Problem statement – Extract every line that contains the word "Stephen".

--- Data ---

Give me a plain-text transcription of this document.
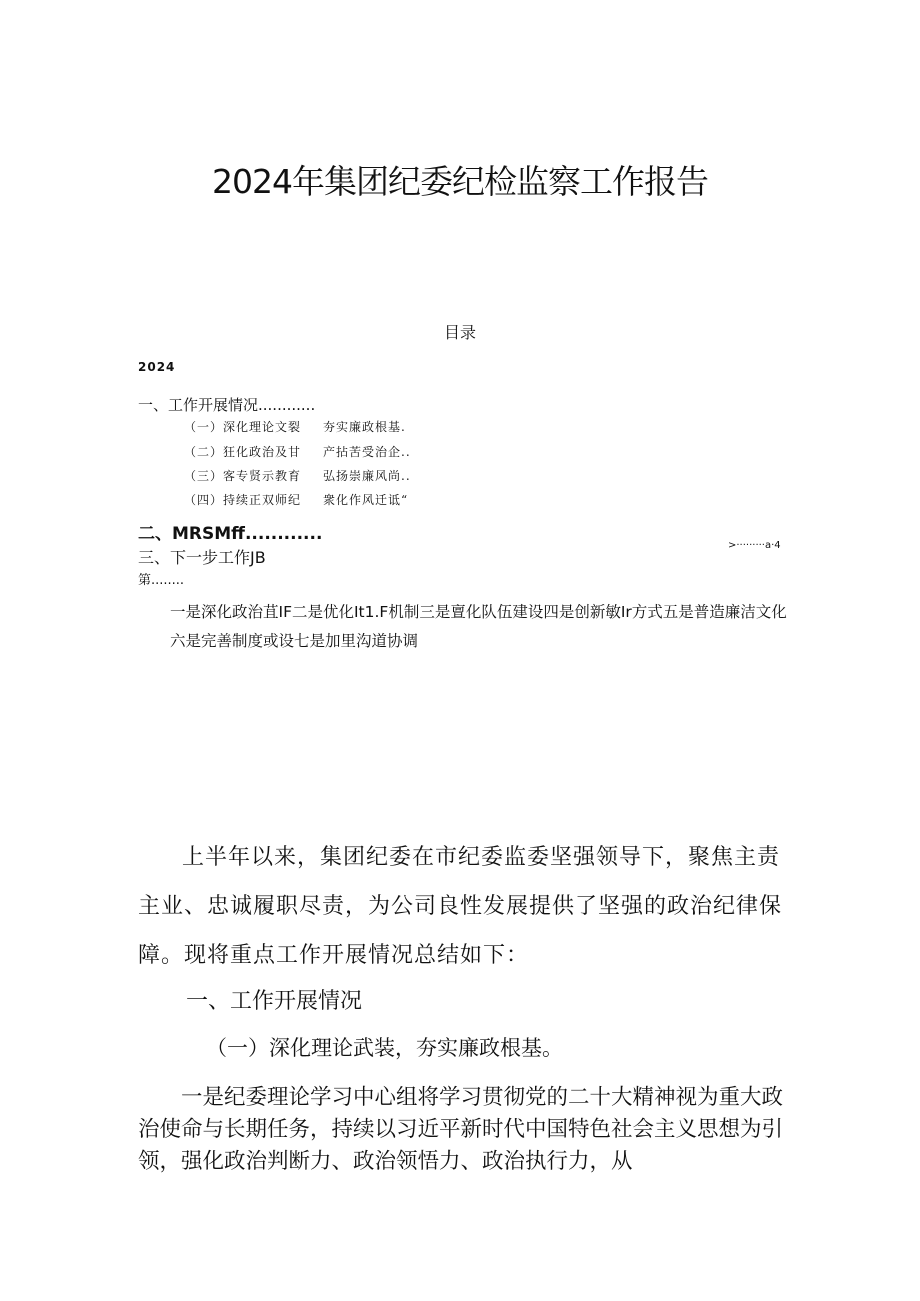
2024年集团纪委纪检监察工作报告
目录
2024
一、工作开展情况............
（一）深化理论文裂 夯实廉政根基.
（二）狂化政治及甘 产拈苦受治企..
（三）客专贤示教育 弘扬崇廉风尚..
（四）持续正双师纪 衆化作风迁诋“
二、MRSMff............
>·········a·4
三、下一步工作JB
第........
一是深化政治苴IF二是优化It1.F机制三是亶化队伍建设四是创新敏Ir方式五是普造廉洁文化六是完善制度或设七是加里沟道协调
上半年以来，集团纪委在市纪委监委坚强领导下，聚焦主责主业、忠诚履职尽责，为公司良性发展提供了坚强的政治纪律保障。现将重点工作开展情况总结如下：
一、工作开展情况
（一）深化理论武装，夯实廉政根基。
一是纪委理论学习中心组将学习贯彻党的二十大精神视为重大政治使命与长期任务，持续以习近平新时代中国特色社会主义思想为引领，强化政治判断力、政治领悟力、政治执行力，从
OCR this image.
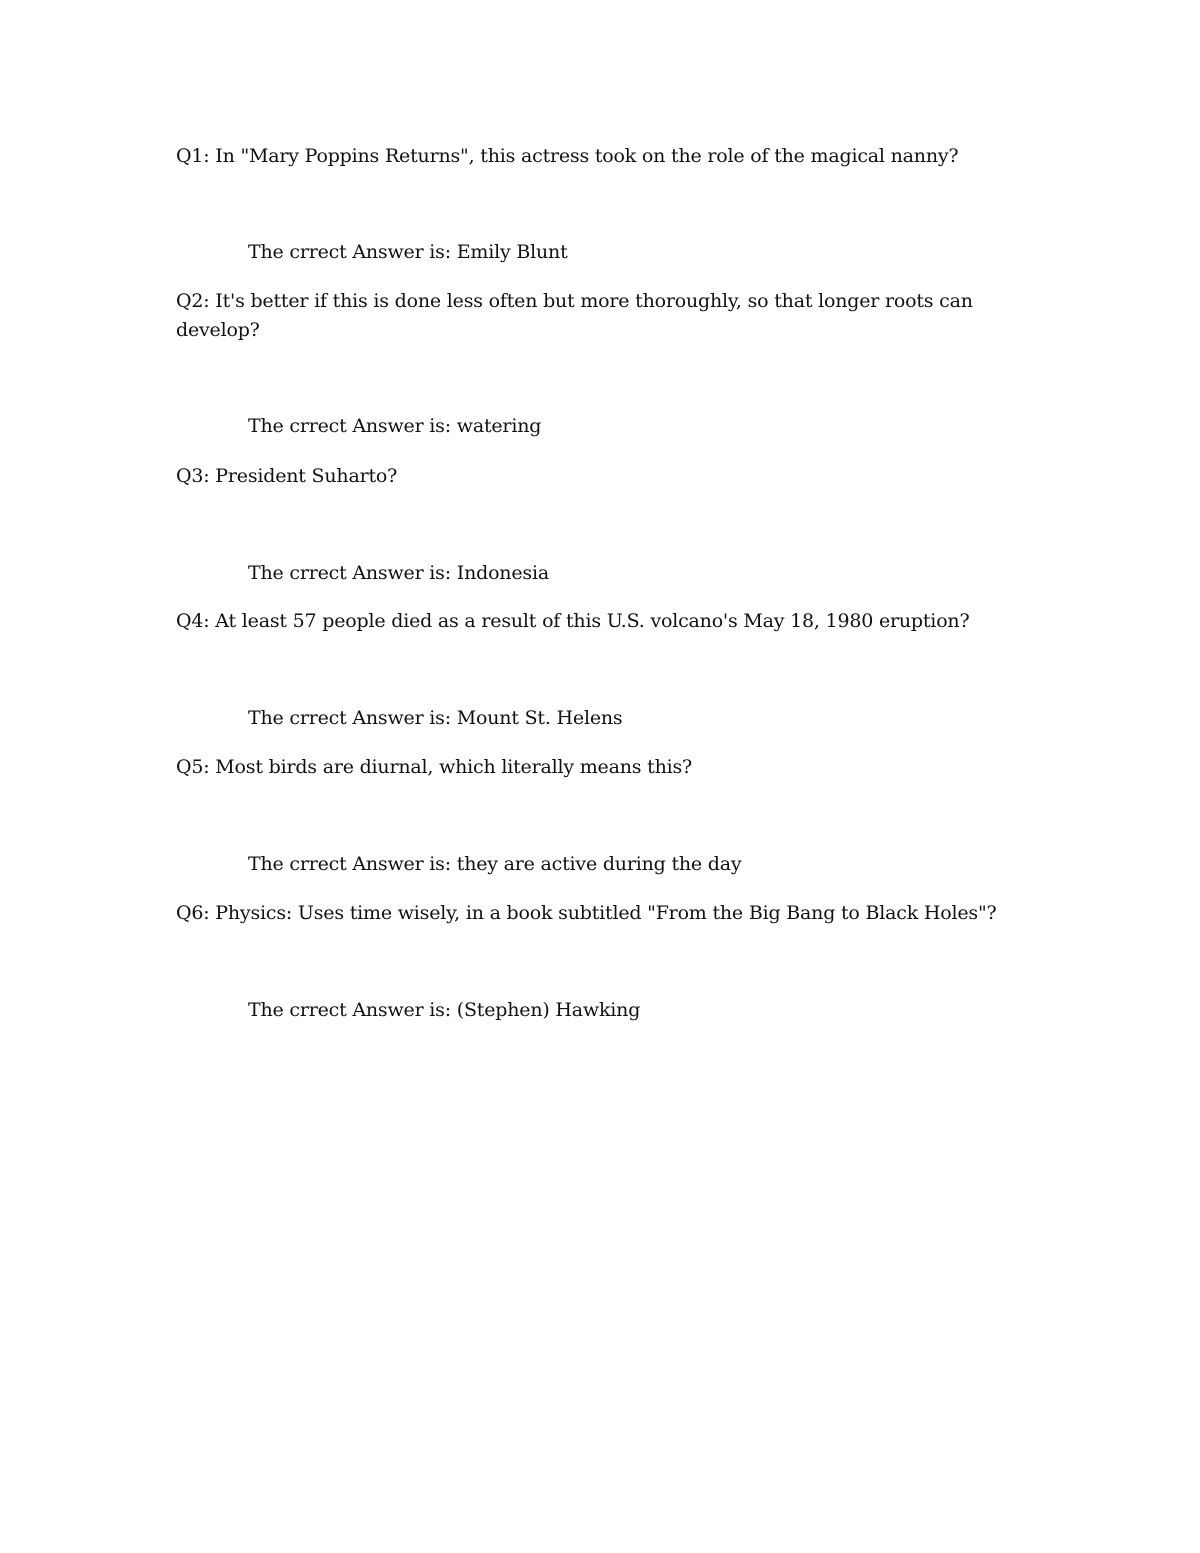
Q1: In "Mary Poppins Returns", this actress took on the role of the magical nanny?
The crrect Answer is: Emily Blunt
Q2: It's better if this is done less often but more thoroughly, so that longer roots can
develop?
The crrect Answer is: watering
Q3: President Suharto?
The crrect Answer is: Indonesia
Q4: At least 57 people died as a result of this U.S. volcano's May 18, 1980 eruption?
The crrect Answer is: Mount St. Helens
Q5: Most birds are diurnal, which literally means this?
The crrect Answer is: they are active during the day
Q6: Physics: Uses time wisely, in a book subtitled "From the Big Bang to Black Holes"?
The crrect Answer is: (Stephen) Hawking
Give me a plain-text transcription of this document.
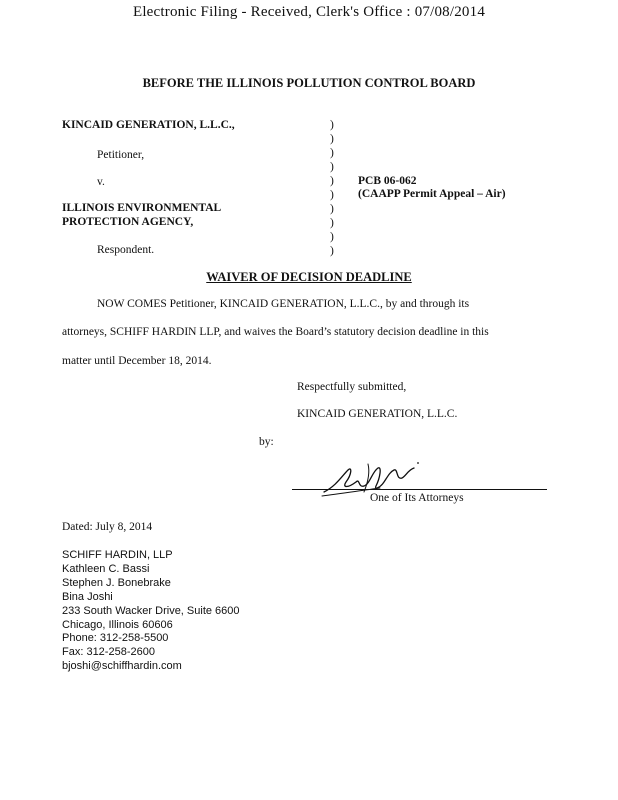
Electronic Filing - Received, Clerk's Office : 07/08/2014
BEFORE THE ILLINOIS POLLUTION CONTROL BOARD
KINCAID GENERATION, L.L.C.,
Petitioner,
v.
ILLINOIS ENVIRONMENTAL
PROTECTION AGENCY,
Respondent.
)
)
)
)
)
)
)
)
)
)
PCB 06-062
(CAAPP Permit Appeal – Air)
WAIVER OF DECISION DEADLINE
NOW COMES Petitioner, KINCAID GENERATION, L.L.C., by and through its
attorneys, SCHIFF HARDIN LLP, and waives the Board’s statutory decision deadline in this
matter until December 18, 2014.
Respectfully submitted,
KINCAID GENERATION, L.L.C.
by:
One of Its Attorneys
Dated: July 8, 2014
SCHIFF HARDIN, LLP
Kathleen C. Bassi
Stephen J. Bonebrake
Bina Joshi
233 South Wacker Drive, Suite 6600
Chicago, Illinois 60606
Phone: 312-258-5500
Fax: 312-258-2600
bjoshi@schiffhardin.com
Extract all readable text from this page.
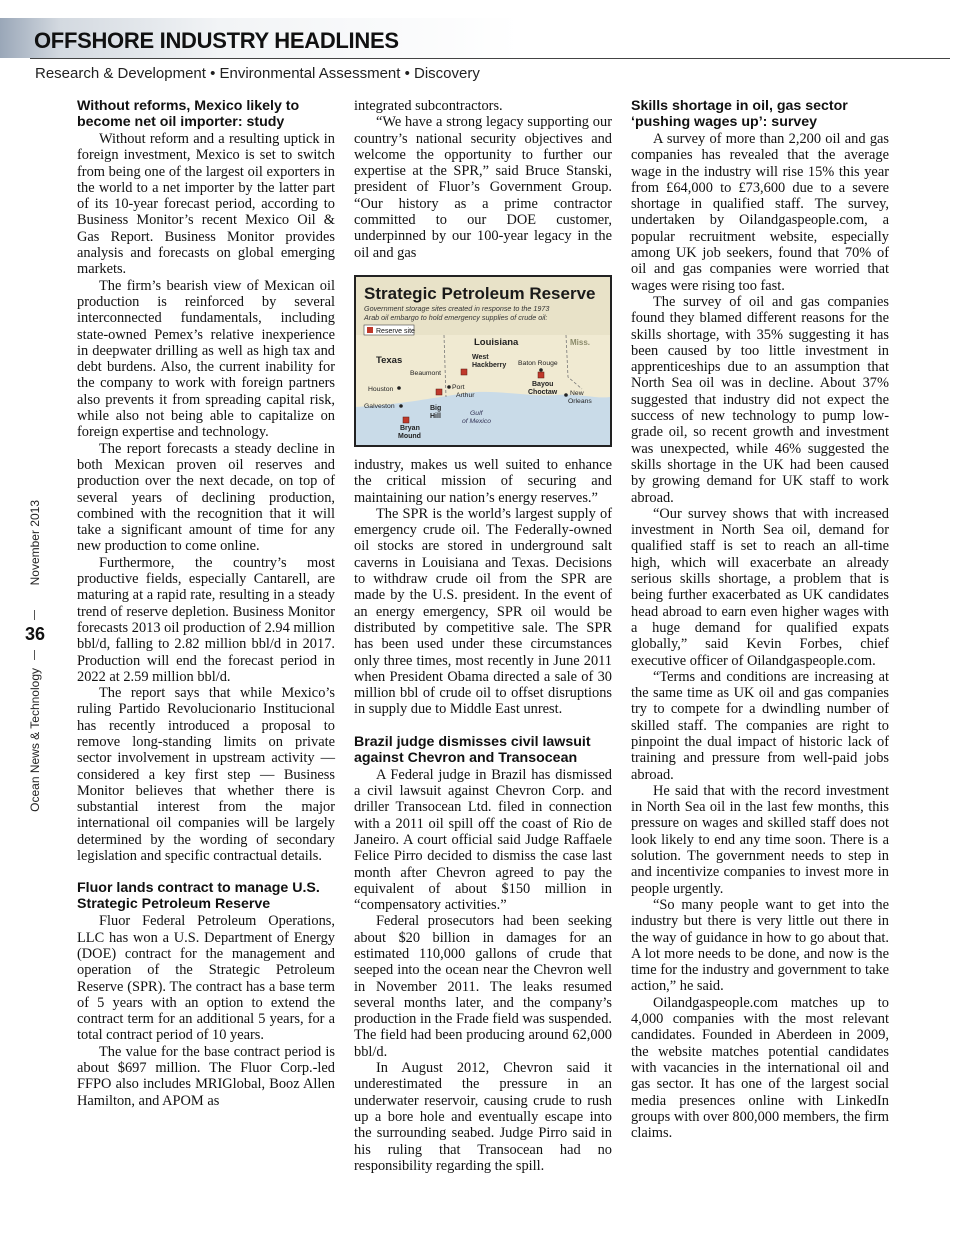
OFFSHORE INDUSTRY HEADLINES
Research & Development • Environmental Assessment • Discovery
November 2013
36
Ocean News & Technology
Without reforms, Mexico likely to become net oil importer: study

Without reform and a resulting uptick in foreign investment, Mexico is set to switch from being one of the largest oil exporters in the world to a net importer by the latter part of its 10-year forecast period, according to Business Monitor’s recent Mexico Oil & Gas Report. Business Monitor provides analysis and forecasts on global emerging markets.

The firm’s bearish view of Mexican oil production is reinforced by several interconnected fundamentals, including state-owned Pemex’s relative inexperience in deepwater drilling as well as high tax and debt burdens. Also, the current inability for the company to work with foreign partners also prevents it from spreading capital risk, while also not being able to capitalize on foreign expertise and technology.

The report forecasts a steady decline in both Mexican proven oil reserves and production over the next decade, on top of several years of declining production, combined with the recognition that it will take a significant amount of time for any new production to come online.

Furthermore, the country’s most productive fields, especially Cantarell, are maturing at a rapid rate, resulting in a steady trend of reserve depletion. Business Monitor forecasts 2013 oil production of 2.94 million bbl/d, falling to 2.82 million bbl/d in 2017. Production will end the forecast period in 2022 at 2.59 million bbl/d.

The report says that while Mexico’s ruling Partido Revolucionario Institucional has recently introduced a proposal to remove long-standing limits on private sector involvement in upstream activity — considered a key first step — Business Monitor believes that whether there is substantial interest from the major international oil companies will be largely determined by the wording of secondary legislation and specific contractual details.

Fluor lands contract to manage U.S. Strategic Petroleum Reserve

Fluor Federal Petroleum Operations, LLC has won a U.S. Department of Energy (DOE) contract for the management and operation of the Strategic Petroleum Reserve (SPR). The contract has a base term of 5 years with an option to extend the contract term for an additional 5 years, for a total contract period of 10 years.

The value for the base contract period is about $697 million. The Fluor Corp.-led FFPO also includes MRIGlobal, Booz Allen Hamilton, and APOM as

integrated subcontractors.

“We have a strong legacy supporting our country’s national security objectives and welcome the opportunity to further our expertise at the SPR,” said Bruce Stanski, president of Fluor’s Government Group. “Our history as a prime contractor committed to our DOE customer, underpinned by our 100-year legacy in the oil and gas

Strategic Petroleum Reserve
Government storage sites created in response to the 1973
Arab oil embargo to hold emergency supplies of crude oil:
Reserve site
Louisiana	Miss.
Texas
Beaumont
West
Hackberry Baton Rouge
Houston	Port
Arthur
Bayou
Choctaw New
Orleans
Galveston	Big
Hill	Gulf
of Mexico
Bryan
Mound

industry, makes us well suited to enhance the critical mission of securing and maintaining our nation’s energy reserves.”

The SPR is the world’s largest supply of emergency crude oil. The Federally-owned oil stocks are stored in underground salt caverns in Louisiana and Texas. Decisions to withdraw crude oil from the SPR are made by the U.S. president. In the event of an energy emergency, SPR oil would be distributed by competitive sale. The SPR has been used under these circumstances only three times, most recently in June 2011 when President Obama directed a sale of 30 million bbl of crude oil to offset disruptions in supply due to Middle East unrest.

Brazil judge dismisses civil lawsuit against Chevron and Transocean

A Federal judge in Brazil has dismissed a civil lawsuit against Chevron Corp. and driller Transocean Ltd. filed in connection with a 2011 oil spill off the coast of Rio de Janeiro. A court official said Judge Raffaele Felice Pirro decided to dismiss the case last month after Chevron agreed to pay the equivalent of about $150 million in “compensatory activities.”

Federal prosecutors had been seeking about $20 billion in damages for an estimated 110,000 gallons of crude that seeped into the ocean near the Chevron well in November 2011. The leaks resumed several months later, and the company’s production in the Frade field was suspended. The field had been producing around 62,000 bbl/d.

In August 2012, Chevron said it underestimated the pressure in an underwater reservoir, causing crude to rush up a bore hole and eventually escape into the surrounding seabed. Judge Pirro said in his ruling that Transocean had no responsibility regarding the spill.

Skills shortage in oil, gas sector ‘pushing wages up’: survey

A survey of more than 2,200 oil and gas companies has revealed that the average wage in the industry will rise 15% this year from £64,000 to £73,600 due to a severe shortage in qualified staff. The survey, undertaken by Oilandgaspeople.com, a popular recruitment website, especially among UK job seekers, found that 70% of oil and gas companies were worried that wages were rising too fast.

The survey of oil and gas companies found they blamed different reasons for the skills shortage, with 35% suggesting it has been caused by too little investment in apprenticeships due to an assumption that North Sea oil was in decline. About 37% suggested that industry did not expect the success of new technology to pump low-grade oil, so recent growth and investment was unexpected, while 46% suggested the skills shortage in the UK had been caused by growing demand for UK staff to work abroad.

“Our survey shows that with increased investment in North Sea oil, demand for qualified staff is set to reach an all-time high, which will exacerbate an already serious skills shortage, a problem that is being further exacerbated as UK candidates head abroad to earn even higher wages with a huge demand for qualified expats globally,” said Kevin Forbes, chief executive officer of Oilandgaspeople.com.

“Terms and conditions are increasing at the same time as UK oil and gas companies try to compete for a dwindling number of skilled staff. The companies are right to pinpoint the dual impact of historic lack of training and pressure from well-paid jobs abroad.

He said that with the record investment in North Sea oil in the last few months, this pressure on wages and skilled staff does not look likely to end any time soon. There is a solution. The government needs to step in and incentivize companies to invest more in people urgently.

“So many people want to get into the industry but there is very little out there in the way of guidance in how to go about that. A lot more needs to be done, and now is the time for the industry and government to take action,” he said.

Oilandgaspeople.com matches up to 4,000 companies with the most relevant candidates. Founded in Aberdeen in 2009, the website matches potential candidates with vacancies in the international oil and gas sector. It has one of the largest social media presences online with LinkedIn groups with over 800,000 members, the firm claims.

---

Task output –
The crrect Answer is: (Stephen) Hawking
Stephen J. Bonebrake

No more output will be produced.